# [WHAT TO DO]
Skip every image and restate the data word for word.

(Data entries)
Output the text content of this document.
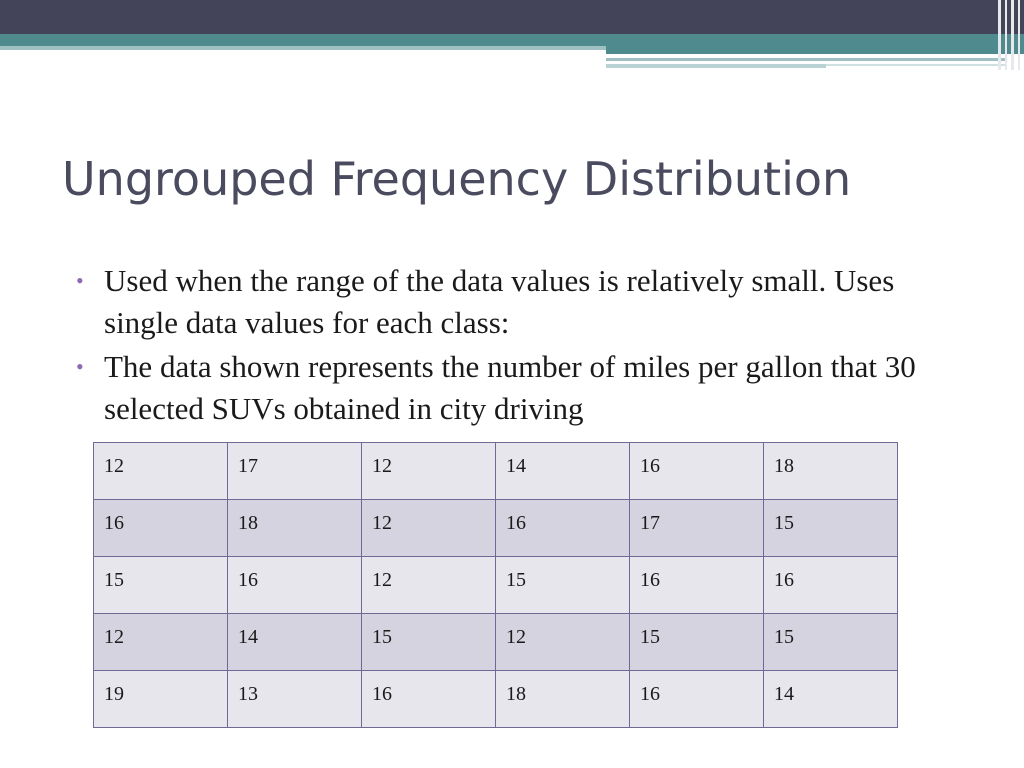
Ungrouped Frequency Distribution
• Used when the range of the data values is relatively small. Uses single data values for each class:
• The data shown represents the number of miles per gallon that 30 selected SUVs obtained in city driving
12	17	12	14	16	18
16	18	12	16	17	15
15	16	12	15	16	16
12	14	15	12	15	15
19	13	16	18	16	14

# [RESULT OF THIS TASK]
Output the text content of this document.
Ungrouped Frequency Distribution
• Used when the range of the data values is relatively small. Uses single data values for each class:
• The data shown represents the number of miles per gallon that 30 selected SUVs obtained in city driving
12	17	12	14	16	18
16	18	12	16	17	15
15	16	12	15	16	16
12	14	15	12	15	15
19	13	16	18	16	14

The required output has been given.